===== Material shown
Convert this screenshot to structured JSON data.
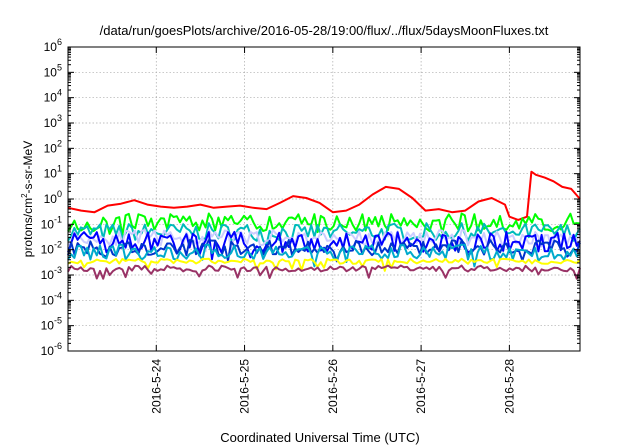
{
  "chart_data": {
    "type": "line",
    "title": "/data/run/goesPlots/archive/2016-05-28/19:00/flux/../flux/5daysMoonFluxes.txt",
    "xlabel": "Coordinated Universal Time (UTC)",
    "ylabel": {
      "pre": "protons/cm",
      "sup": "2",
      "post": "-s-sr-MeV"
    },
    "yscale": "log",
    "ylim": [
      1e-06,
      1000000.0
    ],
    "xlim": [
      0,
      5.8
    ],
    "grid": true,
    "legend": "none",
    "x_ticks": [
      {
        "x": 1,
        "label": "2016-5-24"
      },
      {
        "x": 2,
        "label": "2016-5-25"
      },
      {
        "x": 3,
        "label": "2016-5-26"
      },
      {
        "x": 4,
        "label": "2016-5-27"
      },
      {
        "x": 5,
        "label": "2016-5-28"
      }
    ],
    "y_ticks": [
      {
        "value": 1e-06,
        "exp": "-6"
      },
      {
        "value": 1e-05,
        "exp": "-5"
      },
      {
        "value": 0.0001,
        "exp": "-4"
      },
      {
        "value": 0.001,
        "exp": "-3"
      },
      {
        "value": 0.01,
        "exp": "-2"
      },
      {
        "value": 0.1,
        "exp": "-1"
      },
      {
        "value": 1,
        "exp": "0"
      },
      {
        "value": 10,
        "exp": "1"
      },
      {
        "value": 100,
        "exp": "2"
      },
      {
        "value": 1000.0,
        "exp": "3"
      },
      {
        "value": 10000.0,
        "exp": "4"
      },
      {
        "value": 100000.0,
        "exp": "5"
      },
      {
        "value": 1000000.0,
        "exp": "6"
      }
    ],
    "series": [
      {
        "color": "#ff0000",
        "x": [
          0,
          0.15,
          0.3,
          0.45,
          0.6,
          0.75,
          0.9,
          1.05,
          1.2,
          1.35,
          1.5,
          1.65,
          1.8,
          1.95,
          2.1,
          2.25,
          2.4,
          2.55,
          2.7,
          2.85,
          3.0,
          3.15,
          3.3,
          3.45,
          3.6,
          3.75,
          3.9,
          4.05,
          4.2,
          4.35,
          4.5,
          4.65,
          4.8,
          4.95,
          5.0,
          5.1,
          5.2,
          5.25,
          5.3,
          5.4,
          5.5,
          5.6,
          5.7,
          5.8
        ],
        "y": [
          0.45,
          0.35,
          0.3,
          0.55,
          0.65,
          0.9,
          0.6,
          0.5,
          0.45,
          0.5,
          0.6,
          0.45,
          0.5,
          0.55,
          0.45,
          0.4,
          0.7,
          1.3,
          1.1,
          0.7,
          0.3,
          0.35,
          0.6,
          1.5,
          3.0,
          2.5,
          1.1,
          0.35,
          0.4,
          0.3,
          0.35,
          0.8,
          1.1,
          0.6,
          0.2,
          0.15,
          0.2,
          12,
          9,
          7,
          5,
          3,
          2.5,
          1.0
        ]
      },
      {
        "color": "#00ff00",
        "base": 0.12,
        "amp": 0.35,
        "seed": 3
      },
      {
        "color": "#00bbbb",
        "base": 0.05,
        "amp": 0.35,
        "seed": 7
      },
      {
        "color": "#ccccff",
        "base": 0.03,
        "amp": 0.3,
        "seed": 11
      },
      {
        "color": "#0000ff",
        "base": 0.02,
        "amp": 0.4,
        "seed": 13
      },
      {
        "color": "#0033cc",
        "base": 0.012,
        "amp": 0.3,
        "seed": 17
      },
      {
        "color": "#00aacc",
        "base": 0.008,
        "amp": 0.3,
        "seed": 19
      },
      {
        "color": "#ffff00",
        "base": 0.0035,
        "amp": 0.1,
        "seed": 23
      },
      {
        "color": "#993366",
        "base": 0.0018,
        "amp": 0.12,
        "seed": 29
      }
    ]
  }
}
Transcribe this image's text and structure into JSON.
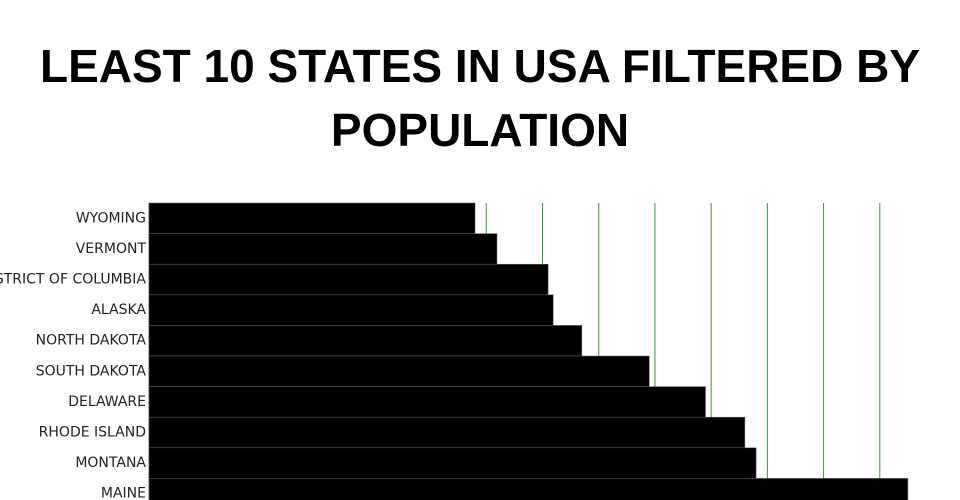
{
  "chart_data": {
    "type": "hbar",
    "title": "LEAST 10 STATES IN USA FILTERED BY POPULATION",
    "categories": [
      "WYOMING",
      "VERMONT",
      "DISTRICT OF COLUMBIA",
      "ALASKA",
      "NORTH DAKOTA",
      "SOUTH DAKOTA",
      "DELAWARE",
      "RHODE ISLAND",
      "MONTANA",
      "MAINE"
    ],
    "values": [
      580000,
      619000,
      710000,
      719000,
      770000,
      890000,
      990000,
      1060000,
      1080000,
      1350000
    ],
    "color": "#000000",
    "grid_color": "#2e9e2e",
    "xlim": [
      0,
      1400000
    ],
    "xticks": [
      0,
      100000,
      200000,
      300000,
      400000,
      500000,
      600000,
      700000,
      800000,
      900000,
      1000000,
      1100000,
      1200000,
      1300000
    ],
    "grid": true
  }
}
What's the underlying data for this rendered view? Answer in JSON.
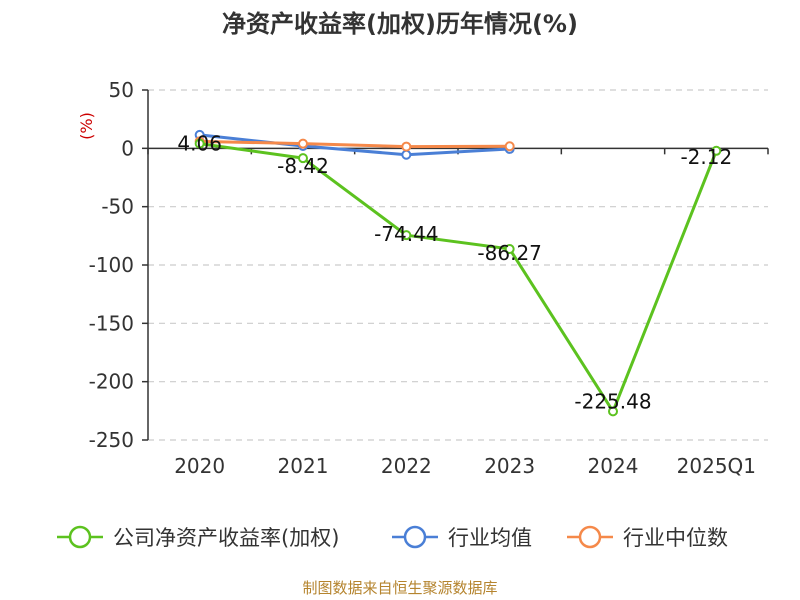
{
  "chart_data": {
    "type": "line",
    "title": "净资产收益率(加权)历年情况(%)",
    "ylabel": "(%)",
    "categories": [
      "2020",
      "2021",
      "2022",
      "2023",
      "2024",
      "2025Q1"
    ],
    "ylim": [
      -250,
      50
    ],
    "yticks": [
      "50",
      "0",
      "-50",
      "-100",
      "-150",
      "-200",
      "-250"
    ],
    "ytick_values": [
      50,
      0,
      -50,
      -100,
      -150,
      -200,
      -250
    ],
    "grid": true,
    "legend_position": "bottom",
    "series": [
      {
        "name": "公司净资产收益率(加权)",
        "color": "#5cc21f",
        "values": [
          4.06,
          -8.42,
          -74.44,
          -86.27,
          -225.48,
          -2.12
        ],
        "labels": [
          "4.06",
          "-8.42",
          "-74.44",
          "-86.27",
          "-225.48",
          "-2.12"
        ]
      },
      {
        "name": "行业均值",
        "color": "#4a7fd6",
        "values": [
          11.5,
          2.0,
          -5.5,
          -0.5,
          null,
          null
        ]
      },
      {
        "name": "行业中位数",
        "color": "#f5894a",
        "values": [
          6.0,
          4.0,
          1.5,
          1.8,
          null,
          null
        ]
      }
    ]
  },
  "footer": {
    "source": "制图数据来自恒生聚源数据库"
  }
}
==========
* What you need to do *
The records above must be printed exactly; the pictures stay out.

* Response for this exercise *
Convert this screenshot to structured JSON data.
{
  "chart_data": {
    "type": "line",
    "title": "/data/run/goesPlots/archive/2016-05-28/19:00/flux/../flux/5daysMoonFluxes.txt",
    "xlabel": "Coordinated Universal Time (UTC)",
    "ylabel": {
      "pre": "protons/cm",
      "sup": "2",
      "post": "-s-sr-MeV"
    },
    "yscale": "log",
    "ylim": [
      1e-06,
      1000000.0
    ],
    "xlim": [
      0,
      5.8
    ],
    "grid": true,
    "legend": "none",
    "x_ticks": [
      {
        "x": 1,
        "label": "2016-5-24"
      },
      {
        "x": 2,
        "label": "2016-5-25"
      },
      {
        "x": 3,
        "label": "2016-5-26"
      },
      {
        "x": 4,
        "label": "2016-5-27"
      },
      {
        "x": 5,
        "label": "2016-5-28"
      }
    ],
    "y_ticks": [
      {
        "value": 1e-06,
        "exp": "-6"
      },
      {
        "value": 1e-05,
        "exp": "-5"
      },
      {
        "value": 0.0001,
        "exp": "-4"
      },
      {
        "value": 0.001,
        "exp": "-3"
      },
      {
        "value": 0.01,
        "exp": "-2"
      },
      {
        "value": 0.1,
        "exp": "-1"
      },
      {
        "value": 1,
        "exp": "0"
      },
      {
        "value": 10,
        "exp": "1"
      },
      {
        "value": 100,
        "exp": "2"
      },
      {
        "value": 1000.0,
        "exp": "3"
      },
      {
        "value": 10000.0,
        "exp": "4"
      },
      {
        "value": 100000.0,
        "exp": "5"
      },
      {
        "value": 1000000.0,
        "exp": "6"
      }
    ],
    "series": [
      {
        "color": "#ff0000",
        "x": [
          0,
          0.15,
          0.3,
          0.45,
          0.6,
          0.75,
          0.9,
          1.05,
          1.2,
          1.35,
          1.5,
          1.65,
          1.8,
          1.95,
          2.1,
          2.25,
          2.4,
          2.55,
          2.7,
          2.85,
          3.0,
          3.15,
          3.3,
          3.45,
          3.6,
          3.75,
          3.9,
          4.05,
          4.2,
          4.35,
          4.5,
          4.65,
          4.8,
          4.95,
          5.0,
          5.1,
          5.2,
          5.25,
          5.3,
          5.4,
          5.5,
          5.6,
          5.7,
          5.8
        ],
        "y": [
          0.45,
          0.35,
          0.3,
          0.55,
          0.65,
          0.9,
          0.6,
          0.5,
          0.45,
          0.5,
          0.6,
          0.45,
          0.5,
          0.55,
          0.45,
          0.4,
          0.7,
          1.3,
          1.1,
          0.7,
          0.3,
          0.35,
          0.6,
          1.5,
          3.0,
          2.5,
          1.1,
          0.35,
          0.4,
          0.3,
          0.35,
          0.8,
          1.1,
          0.6,
          0.2,
          0.15,
          0.2,
          12,
          9,
          7,
          5,
          3,
          2.5,
          1.0
        ]
      },
      {
        "color": "#00ff00",
        "base": 0.12,
        "amp": 0.35,
        "seed": 3
      },
      {
        "color": "#00bbbb",
        "base": 0.05,
        "amp": 0.35,
        "seed": 7
      },
      {
        "color": "#ccccff",
        "base": 0.03,
        "amp": 0.3,
        "seed": 11
      },
      {
        "color": "#0000ff",
        "base": 0.02,
        "amp": 0.4,
        "seed": 13
      },
      {
        "color": "#0033cc",
        "base": 0.012,
        "amp": 0.3,
        "seed": 17
      },
      {
        "color": "#00aacc",
        "base": 0.008,
        "amp": 0.3,
        "seed": 19
      },
      {
        "color": "#ffff00",
        "base": 0.0035,
        "amp": 0.1,
        "seed": 23
      },
      {
        "color": "#993366",
        "base": 0.0018,
        "amp": 0.12,
        "seed": 29
      }
    ]
  }
}
Transcribe this image's text and structure into JSON.
{
  "chart_data": {
    "type": "hbar",
    "title": "LEAST 10 STATES IN USA FILTERED BY POPULATION",
    "categories": [
      "WYOMING",
      "VERMONT",
      "DISTRICT OF COLUMBIA",
      "ALASKA",
      "NORTH DAKOTA",
      "SOUTH DAKOTA",
      "DELAWARE",
      "RHODE ISLAND",
      "MONTANA",
      "MAINE"
    ],
    "values": [
      580000,
      619000,
      710000,
      719000,
      770000,
      890000,
      990000,
      1060000,
      1080000,
      1350000
    ],
    "color": "#000000",
    "grid_color": "#2e9e2e",
    "xlim": [
      0,
      1400000
    ],
    "xticks": [
      0,
      100000,
      200000,
      300000,
      400000,
      500000,
      600000,
      700000,
      800000,
      900000,
      1000000,
      1100000,
      1200000,
      1300000
    ],
    "grid": true
  }
}
What's the underlying data for this rendered view? Answer in JSON.
{
  "chart_data": {
    "type": "line",
    "title": "净资产收益率(加权)历年情况(%)",
    "ylabel": "(%)",
    "categories": [
      "2020",
      "2021",
      "2022",
      "2023",
      "2024",
      "2025Q1"
    ],
    "ylim": [
      -250,
      50
    ],
    "yticks": [
      "50",
      "0",
      "-50",
      "-100",
      "-150",
      "-200",
      "-250"
    ],
    "ytick_values": [
      50,
      0,
      -50,
      -100,
      -150,
      -200,
      -250
    ],
    "grid": true,
    "legend_position": "bottom",
    "series": [
      {
        "name": "公司净资产收益率(加权)",
        "color": "#5cc21f",
        "values": [
          4.06,
          -8.42,
          -74.44,
          -86.27,
          -225.48,
          -2.12
        ],
        "labels": [
          "4.06",
          "-8.42",
          "-74.44",
          "-86.27",
          "-225.48",
          "-2.12"
        ]
      },
      {
        "name": "行业均值",
        "color": "#4a7fd6",
        "values": [
          11.5,
          2.0,
          -5.5,
          -0.5,
          null,
          null
        ]
      },
      {
        "name": "行业中位数",
        "color": "#f5894a",
        "values": [
          6.0,
          4.0,
          1.5,
          1.8,
          null,
          null
        ]
      }
    ]
  },
  "footer": {
    "source": "制图数据来自恒生聚源数据库"
  }
}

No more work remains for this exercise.